Work required: Find and copy each line of the records where the string "adjusted" shows up.

##########

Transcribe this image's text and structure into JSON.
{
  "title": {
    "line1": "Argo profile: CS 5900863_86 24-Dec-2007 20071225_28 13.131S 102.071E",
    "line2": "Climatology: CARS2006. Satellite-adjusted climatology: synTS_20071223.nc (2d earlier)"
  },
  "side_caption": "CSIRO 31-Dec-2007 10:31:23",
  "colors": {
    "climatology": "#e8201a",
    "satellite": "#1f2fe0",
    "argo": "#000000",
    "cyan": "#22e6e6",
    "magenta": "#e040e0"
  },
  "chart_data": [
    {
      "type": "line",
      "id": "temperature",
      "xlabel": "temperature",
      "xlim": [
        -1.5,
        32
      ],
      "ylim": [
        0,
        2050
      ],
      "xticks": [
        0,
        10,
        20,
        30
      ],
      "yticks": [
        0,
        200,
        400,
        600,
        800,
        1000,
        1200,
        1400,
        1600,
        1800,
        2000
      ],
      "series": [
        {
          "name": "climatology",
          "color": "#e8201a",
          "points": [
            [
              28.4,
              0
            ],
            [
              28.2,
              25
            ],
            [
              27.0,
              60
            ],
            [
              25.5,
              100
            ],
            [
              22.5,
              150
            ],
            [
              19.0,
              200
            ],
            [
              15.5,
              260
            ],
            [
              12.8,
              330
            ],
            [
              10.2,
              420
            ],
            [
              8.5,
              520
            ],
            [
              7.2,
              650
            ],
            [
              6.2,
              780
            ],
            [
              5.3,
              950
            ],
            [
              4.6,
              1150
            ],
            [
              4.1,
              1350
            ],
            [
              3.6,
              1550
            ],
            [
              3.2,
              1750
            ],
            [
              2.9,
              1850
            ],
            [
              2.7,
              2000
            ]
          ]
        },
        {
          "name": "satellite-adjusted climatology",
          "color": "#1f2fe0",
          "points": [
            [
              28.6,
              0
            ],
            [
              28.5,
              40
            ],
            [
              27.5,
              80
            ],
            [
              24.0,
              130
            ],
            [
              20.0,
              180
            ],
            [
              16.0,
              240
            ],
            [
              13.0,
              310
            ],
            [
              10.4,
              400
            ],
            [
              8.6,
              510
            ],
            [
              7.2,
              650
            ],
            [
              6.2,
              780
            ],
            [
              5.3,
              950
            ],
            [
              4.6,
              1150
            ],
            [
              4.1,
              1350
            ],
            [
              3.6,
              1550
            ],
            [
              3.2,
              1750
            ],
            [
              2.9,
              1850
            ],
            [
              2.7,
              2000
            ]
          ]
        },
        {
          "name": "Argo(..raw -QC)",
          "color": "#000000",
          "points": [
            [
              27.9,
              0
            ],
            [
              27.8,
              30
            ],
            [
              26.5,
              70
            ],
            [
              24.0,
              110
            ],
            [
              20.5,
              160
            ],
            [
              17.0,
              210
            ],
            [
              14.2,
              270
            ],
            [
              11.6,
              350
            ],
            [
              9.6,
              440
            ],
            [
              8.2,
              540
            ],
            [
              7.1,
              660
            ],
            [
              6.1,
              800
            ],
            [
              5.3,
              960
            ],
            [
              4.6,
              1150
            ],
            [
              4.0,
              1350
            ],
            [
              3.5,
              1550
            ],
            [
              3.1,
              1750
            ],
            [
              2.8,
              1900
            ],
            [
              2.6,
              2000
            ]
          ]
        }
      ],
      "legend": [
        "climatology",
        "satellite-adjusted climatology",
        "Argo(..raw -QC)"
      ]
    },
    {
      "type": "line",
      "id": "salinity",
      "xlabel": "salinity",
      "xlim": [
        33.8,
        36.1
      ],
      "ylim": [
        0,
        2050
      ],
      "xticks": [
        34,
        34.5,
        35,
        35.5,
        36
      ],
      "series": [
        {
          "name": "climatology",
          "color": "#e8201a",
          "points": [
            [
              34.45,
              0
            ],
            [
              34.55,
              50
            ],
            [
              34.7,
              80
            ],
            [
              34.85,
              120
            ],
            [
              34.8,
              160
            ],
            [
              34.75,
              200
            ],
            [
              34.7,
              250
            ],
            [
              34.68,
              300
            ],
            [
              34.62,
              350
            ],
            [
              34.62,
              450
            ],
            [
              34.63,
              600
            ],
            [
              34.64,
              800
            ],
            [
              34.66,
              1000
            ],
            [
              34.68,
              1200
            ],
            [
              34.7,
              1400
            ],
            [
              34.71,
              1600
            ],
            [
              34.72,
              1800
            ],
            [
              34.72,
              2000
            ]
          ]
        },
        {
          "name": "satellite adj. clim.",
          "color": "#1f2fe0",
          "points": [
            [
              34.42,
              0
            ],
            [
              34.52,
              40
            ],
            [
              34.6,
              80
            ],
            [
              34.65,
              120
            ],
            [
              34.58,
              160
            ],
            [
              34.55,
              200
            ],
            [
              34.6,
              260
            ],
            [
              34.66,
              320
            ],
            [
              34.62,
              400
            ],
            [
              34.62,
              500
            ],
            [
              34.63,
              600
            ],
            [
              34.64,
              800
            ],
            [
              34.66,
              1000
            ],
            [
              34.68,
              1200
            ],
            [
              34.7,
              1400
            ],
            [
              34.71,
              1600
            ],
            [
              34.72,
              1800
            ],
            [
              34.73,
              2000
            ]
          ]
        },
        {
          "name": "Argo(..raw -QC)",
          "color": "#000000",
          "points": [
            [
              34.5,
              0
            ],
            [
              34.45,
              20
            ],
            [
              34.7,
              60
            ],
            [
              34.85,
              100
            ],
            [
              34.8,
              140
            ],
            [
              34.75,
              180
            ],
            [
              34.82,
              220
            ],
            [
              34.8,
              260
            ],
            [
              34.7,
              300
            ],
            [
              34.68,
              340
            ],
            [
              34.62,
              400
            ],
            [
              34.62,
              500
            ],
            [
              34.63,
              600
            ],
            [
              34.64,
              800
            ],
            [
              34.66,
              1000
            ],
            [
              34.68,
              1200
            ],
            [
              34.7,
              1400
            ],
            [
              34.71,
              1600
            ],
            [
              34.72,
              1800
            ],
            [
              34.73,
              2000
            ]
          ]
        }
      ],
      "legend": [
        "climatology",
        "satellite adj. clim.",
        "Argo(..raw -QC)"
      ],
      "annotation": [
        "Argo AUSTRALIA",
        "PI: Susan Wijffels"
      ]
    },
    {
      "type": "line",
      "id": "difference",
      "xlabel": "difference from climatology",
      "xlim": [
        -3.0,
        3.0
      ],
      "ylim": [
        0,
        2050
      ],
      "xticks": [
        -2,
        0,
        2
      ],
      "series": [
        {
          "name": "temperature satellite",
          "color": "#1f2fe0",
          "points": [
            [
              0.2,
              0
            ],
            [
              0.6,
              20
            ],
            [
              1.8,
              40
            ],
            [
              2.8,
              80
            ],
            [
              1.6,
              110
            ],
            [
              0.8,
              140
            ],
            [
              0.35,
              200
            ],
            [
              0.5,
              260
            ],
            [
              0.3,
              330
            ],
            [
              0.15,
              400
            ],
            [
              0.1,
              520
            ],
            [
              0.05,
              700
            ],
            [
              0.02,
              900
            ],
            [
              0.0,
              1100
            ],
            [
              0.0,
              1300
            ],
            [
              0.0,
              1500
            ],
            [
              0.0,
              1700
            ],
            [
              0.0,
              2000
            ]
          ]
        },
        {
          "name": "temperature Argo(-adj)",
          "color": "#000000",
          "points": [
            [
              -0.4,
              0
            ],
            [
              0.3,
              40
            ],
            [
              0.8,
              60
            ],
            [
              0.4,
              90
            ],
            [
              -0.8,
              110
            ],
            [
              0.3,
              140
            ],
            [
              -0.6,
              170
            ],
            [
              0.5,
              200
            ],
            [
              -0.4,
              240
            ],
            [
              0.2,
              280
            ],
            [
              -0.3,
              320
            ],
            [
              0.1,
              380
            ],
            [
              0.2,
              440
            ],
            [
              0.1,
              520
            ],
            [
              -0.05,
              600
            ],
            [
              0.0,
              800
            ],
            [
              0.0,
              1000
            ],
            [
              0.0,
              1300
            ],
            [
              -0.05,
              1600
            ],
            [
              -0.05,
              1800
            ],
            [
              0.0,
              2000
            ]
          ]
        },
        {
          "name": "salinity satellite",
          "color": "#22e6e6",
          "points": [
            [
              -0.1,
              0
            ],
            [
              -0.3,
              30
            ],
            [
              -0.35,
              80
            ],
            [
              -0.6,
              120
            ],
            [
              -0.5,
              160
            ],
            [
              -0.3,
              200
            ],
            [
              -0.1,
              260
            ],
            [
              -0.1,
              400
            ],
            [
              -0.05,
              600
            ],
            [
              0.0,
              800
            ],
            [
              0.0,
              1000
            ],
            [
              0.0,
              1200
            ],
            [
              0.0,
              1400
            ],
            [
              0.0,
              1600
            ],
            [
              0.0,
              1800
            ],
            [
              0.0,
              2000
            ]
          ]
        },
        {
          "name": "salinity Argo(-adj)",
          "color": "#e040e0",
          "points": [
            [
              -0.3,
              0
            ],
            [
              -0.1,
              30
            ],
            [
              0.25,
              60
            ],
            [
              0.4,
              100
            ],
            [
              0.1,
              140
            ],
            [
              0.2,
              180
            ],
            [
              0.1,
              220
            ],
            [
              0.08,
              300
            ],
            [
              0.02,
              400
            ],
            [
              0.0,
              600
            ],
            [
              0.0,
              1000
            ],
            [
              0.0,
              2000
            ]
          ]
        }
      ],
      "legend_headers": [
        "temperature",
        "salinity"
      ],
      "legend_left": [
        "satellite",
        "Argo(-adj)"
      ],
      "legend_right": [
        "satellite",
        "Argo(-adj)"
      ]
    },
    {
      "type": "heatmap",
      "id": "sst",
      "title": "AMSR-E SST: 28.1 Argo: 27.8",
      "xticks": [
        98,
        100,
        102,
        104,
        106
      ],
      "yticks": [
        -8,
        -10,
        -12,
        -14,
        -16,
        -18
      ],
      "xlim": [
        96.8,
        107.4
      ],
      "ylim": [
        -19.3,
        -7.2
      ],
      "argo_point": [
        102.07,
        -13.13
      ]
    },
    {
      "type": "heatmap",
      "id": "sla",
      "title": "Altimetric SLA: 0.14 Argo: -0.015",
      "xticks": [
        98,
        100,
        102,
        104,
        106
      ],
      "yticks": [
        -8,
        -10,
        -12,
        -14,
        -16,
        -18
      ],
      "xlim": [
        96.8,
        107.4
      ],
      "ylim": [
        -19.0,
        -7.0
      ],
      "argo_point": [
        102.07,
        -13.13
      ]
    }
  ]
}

##########

Correct response:
    "line2": "Climatology: CARS2006. Satellite-adjusted climatology: synTS_20071223.nc (2d earlier)"
          "name": "satellite-adjusted climatology",
        "satellite-adjusted climatology",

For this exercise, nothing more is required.